--- start DATA FOR THE TASK ---

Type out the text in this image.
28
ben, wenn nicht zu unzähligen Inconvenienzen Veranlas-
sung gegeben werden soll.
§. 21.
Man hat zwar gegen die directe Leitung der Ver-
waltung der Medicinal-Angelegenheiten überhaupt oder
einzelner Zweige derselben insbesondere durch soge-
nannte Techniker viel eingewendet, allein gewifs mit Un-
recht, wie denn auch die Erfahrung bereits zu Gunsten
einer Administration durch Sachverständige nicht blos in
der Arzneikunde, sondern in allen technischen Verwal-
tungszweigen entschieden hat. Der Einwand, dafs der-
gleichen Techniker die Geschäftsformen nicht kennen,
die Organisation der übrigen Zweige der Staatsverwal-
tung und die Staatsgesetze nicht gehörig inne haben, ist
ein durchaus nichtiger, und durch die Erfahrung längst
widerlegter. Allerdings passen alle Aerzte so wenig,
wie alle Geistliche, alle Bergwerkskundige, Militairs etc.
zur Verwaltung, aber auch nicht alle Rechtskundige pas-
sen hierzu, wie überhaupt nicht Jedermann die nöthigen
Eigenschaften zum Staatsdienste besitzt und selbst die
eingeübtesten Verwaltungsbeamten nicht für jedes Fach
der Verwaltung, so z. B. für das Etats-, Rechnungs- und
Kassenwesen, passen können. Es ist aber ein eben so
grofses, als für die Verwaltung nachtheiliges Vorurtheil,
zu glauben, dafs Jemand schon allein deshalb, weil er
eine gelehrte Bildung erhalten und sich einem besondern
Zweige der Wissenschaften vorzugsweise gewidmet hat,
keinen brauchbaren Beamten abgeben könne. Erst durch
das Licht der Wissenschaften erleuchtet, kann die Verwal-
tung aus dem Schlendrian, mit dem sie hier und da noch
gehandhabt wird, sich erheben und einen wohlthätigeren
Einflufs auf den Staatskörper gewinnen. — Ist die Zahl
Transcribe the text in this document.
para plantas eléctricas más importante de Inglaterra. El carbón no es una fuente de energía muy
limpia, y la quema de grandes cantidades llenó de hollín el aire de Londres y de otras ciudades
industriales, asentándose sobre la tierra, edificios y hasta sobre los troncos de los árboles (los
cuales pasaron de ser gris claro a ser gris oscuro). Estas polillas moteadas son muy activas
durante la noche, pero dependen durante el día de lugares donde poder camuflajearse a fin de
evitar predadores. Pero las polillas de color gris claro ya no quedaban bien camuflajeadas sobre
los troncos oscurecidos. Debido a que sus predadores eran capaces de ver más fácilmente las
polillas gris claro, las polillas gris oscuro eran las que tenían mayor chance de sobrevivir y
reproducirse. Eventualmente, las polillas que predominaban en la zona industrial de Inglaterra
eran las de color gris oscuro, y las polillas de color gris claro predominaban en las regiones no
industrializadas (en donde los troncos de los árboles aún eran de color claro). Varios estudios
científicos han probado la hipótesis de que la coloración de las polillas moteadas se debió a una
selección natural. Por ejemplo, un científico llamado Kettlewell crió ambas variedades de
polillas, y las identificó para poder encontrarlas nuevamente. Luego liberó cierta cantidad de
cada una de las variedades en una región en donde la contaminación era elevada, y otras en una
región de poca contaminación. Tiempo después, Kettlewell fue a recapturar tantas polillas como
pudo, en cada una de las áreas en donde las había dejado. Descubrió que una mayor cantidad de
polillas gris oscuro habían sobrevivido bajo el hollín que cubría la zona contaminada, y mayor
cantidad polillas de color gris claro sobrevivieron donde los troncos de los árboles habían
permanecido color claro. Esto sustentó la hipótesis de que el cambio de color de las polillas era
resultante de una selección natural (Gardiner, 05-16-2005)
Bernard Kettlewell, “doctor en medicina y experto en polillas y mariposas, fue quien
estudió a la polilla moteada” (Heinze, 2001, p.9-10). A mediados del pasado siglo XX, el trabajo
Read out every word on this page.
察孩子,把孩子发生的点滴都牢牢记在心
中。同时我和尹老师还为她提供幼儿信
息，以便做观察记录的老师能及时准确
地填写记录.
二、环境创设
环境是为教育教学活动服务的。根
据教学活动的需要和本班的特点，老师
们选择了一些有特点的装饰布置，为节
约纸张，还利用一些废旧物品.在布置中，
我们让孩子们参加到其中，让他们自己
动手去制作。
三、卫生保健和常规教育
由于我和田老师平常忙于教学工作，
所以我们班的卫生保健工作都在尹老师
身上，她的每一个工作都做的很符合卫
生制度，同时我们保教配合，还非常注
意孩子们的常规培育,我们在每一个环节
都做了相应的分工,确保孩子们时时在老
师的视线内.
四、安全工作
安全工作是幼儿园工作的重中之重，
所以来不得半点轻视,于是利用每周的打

--- end DATA FOR THE TASK ---

● **TASK TO CARRY OUT**:
Give the listing above again, word for word.

● **FINISHED TASK**:
Type out the text in this image.
28
ben, wenn nicht zu unzähligen Inconvenienzen Veranlas-
sung gegeben werden soll.
§. 21.
Man hat zwar gegen die directe Leitung der Ver-
waltung der Medicinal-Angelegenheiten überhaupt oder
einzelner Zweige derselben insbesondere durch soge-
nannte Techniker viel eingewendet, allein gewifs mit Un-
recht, wie denn auch die Erfahrung bereits zu Gunsten
einer Administration durch Sachverständige nicht blos in
der Arzneikunde, sondern in allen technischen Verwal-
tungszweigen entschieden hat. Der Einwand, dafs der-
gleichen Techniker die Geschäftsformen nicht kennen,
die Organisation der übrigen Zweige der Staatsverwal-
tung und die Staatsgesetze nicht gehörig inne haben, ist
ein durchaus nichtiger, und durch die Erfahrung längst
widerlegter. Allerdings passen alle Aerzte so wenig,
wie alle Geistliche, alle Bergwerkskundige, Militairs etc.
zur Verwaltung, aber auch nicht alle Rechtskundige pas-
sen hierzu, wie überhaupt nicht Jedermann die nöthigen
Eigenschaften zum Staatsdienste besitzt und selbst die
eingeübtesten Verwaltungsbeamten nicht für jedes Fach
der Verwaltung, so z. B. für das Etats-, Rechnungs- und
Kassenwesen, passen können. Es ist aber ein eben so
grofses, als für die Verwaltung nachtheiliges Vorurtheil,
zu glauben, dafs Jemand schon allein deshalb, weil er
eine gelehrte Bildung erhalten und sich einem besondern
Zweige der Wissenschaften vorzugsweise gewidmet hat,
keinen brauchbaren Beamten abgeben könne. Erst durch
das Licht der Wissenschaften erleuchtet, kann die Verwal-
tung aus dem Schlendrian, mit dem sie hier und da noch
gehandhabt wird, sich erheben und einen wohlthätigeren
Einflufs auf den Staatskörper gewinnen. — Ist die Zahl
Transcribe the text in this document.
para plantas eléctricas más importante de Inglaterra. El carbón no es una fuente de energía muy
limpia, y la quema de grandes cantidades llenó de hollín el aire de Londres y de otras ciudades
industriales, asentándose sobre la tierra, edificios y hasta sobre los troncos de los árboles (los
cuales pasaron de ser gris claro a ser gris oscuro). Estas polillas moteadas son muy activas
durante la noche, pero dependen durante el día de lugares donde poder camuflajearse a fin de
evitar predadores. Pero las polillas de color gris claro ya no quedaban bien camuflajeadas sobre
los troncos oscurecidos. Debido a que sus predadores eran capaces de ver más fácilmente las
polillas gris claro, las polillas gris oscuro eran las que tenían mayor chance de sobrevivir y
reproducirse. Eventualmente, las polillas que predominaban en la zona industrial de Inglaterra
eran las de color gris oscuro, y las polillas de color gris claro predominaban en las regiones no
industrializadas (en donde los troncos de los árboles aún eran de color claro). Varios estudios
científicos han probado la hipótesis de que la coloración de las polillas moteadas se debió a una
selección natural. Por ejemplo, un científico llamado Kettlewell crió ambas variedades de
polillas, y las identificó para poder encontrarlas nuevamente. Luego liberó cierta cantidad de
cada una de las variedades en una región en donde la contaminación era elevada, y otras en una
región de poca contaminación. Tiempo después, Kettlewell fue a recapturar tantas polillas como
pudo, en cada una de las áreas en donde las había dejado. Descubrió que una mayor cantidad de
polillas gris oscuro habían sobrevivido bajo el hollín que cubría la zona contaminada, y mayor
cantidad polillas de color gris claro sobrevivieron donde los troncos de los árboles habían
permanecido color claro. Esto sustentó la hipótesis de que el cambio de color de las polillas era
resultante de una selección natural (Gardiner, 05-16-2005)
Bernard Kettlewell, “doctor en medicina y experto en polillas y mariposas, fue quien
estudió a la polilla moteada” (Heinze, 2001, p.9-10). A mediados del pasado siglo XX, el trabajo
Read out every word on this page.
察孩子,把孩子发生的点滴都牢牢记在心
中。同时我和尹老师还为她提供幼儿信
息，以便做观察记录的老师能及时准确
地填写记录.
二、环境创设
环境是为教育教学活动服务的。根
据教学活动的需要和本班的特点，老师
们选择了一些有特点的装饰布置，为节
约纸张，还利用一些废旧物品.在布置中，
我们让孩子们参加到其中，让他们自己
动手去制作。
三、卫生保健和常规教育
由于我和田老师平常忙于教学工作，
所以我们班的卫生保健工作都在尹老师
身上，她的每一个工作都做的很符合卫
生制度，同时我们保教配合，还非常注
意孩子们的常规培育,我们在每一个环节
都做了相应的分工,确保孩子们时时在老
师的视线内.
四、安全工作
安全工作是幼儿园工作的重中之重，
所以来不得半点轻视,于是利用每周的打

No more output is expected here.